- **Work required**
Your task is to copy each line that has the word "this".

- **Records**
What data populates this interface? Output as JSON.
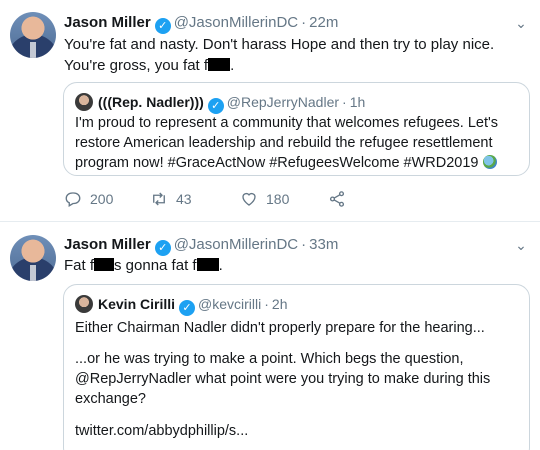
{
  "tweets": [
    {
      "author_name": "Jason Miller",
      "handle": "@JasonMillerinDC",
      "separator": "·",
      "time": "22m",
      "text_part1": "You're fat and nasty. Don't harass Hope and then try to play nice. You're gross, you fat f",
      "text_part2": ".",
      "quoted": {
        "author_name": "(((Rep. Nadler)))",
        "handle": "@RepJerryNadler",
        "time": "1h",
        "text": "I'm proud to represent a community that welcomes refugees. Let's restore American leadership and rebuild the refugee resettlement program now! #GraceActNow #RefugeesWelcome #WRD2019"
      },
      "actions": {
        "replies": "200",
        "retweets": "43",
        "likes": "180"
      }
    },
    {
      "author_name": "Jason Miller",
      "handle": "@JasonMillerinDC",
      "separator": "·",
      "time": "33m",
      "text_part1": "Fat f",
      "text_part2": "s gonna fat f",
      "text_part3": ".",
      "quoted": {
        "author_name": "Kevin Cirilli",
        "handle": "@kevcirilli",
        "time": "2h",
        "paragraph1": "Either Chairman Nadler didn't properly prepare for the hearing...",
        "paragraph2": "...or he was trying to make a point. Which begs the question, @RepJerryNadler what point were you trying to make during this exchange?",
        "paragraph3": "twitter.com/abbydphillip/s..."
      }
    }
  ],
  "colors": {
    "verified": "#1da1f2",
    "secondary_text": "#657786",
    "border": "#ccd6dd"
  },
  "icons": [
    "verified-badge-icon",
    "chevron-down-icon",
    "reply-icon",
    "retweet-icon",
    "like-icon",
    "share-icon",
    "globe-emoji-icon"
  ]
}
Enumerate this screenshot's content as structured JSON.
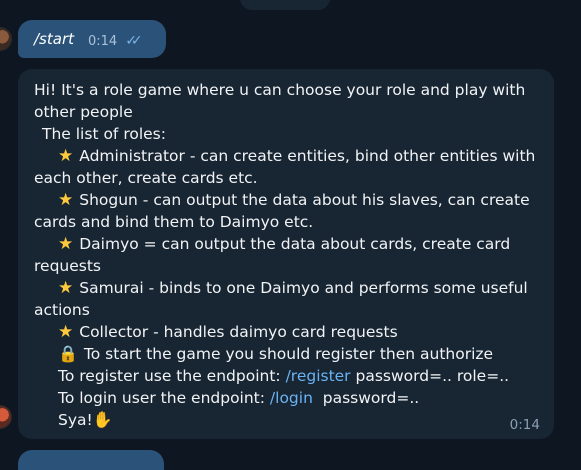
{
  "outgoing": {
    "text": "/start",
    "time": "0:14",
    "status_icon": "double-check-icon"
  },
  "incoming": {
    "lines": {
      "l1": "Hi! It's a role game where u can choose your role and play with",
      "l2": "other people",
      "l3": "The list of roles:",
      "admin": "Administrator - can create entities, bind other entities with",
      "admin_cont": "each other, create cards etc.",
      "shogun": "Shogun - can output the data about his slaves, can create",
      "shogun_cont": "cards and bind them to Daimyo etc.",
      "daimyo": "Daimyo = can output the data about cards, create card",
      "daimyo_cont": "requests",
      "samurai": "Samurai - binds to one Daimyo and performs some useful",
      "samurai_cont": "actions",
      "collector": "Collector - handles daimyo card requests",
      "start_game": "To start the game you should register then authorize",
      "register_prefix": "To register use the endpoint: ",
      "register_link": "/register",
      "register_suffix": " password=.. role=..",
      "login_prefix": "To login user the endpoint: ",
      "login_link": "/login",
      "login_suffix": "  password=..",
      "bye": "Sya!"
    },
    "time": "0:14",
    "icons": [
      "star-emoji",
      "lock-emoji",
      "waving-hand-emoji"
    ]
  },
  "colors": {
    "background": "#0e1621",
    "outgoing_bubble": "#2b5278",
    "incoming_bubble": "#182533",
    "link": "#6ab3f3"
  }
}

- **Task result**
What data populates this interface? Output as JSON.
        "paragraph2": "...or he was trying to make a point. Which begs the question, @RepJerryNadler what point were you trying to make during this exchange?",
Enumerate this screenshot's content as structured JSON.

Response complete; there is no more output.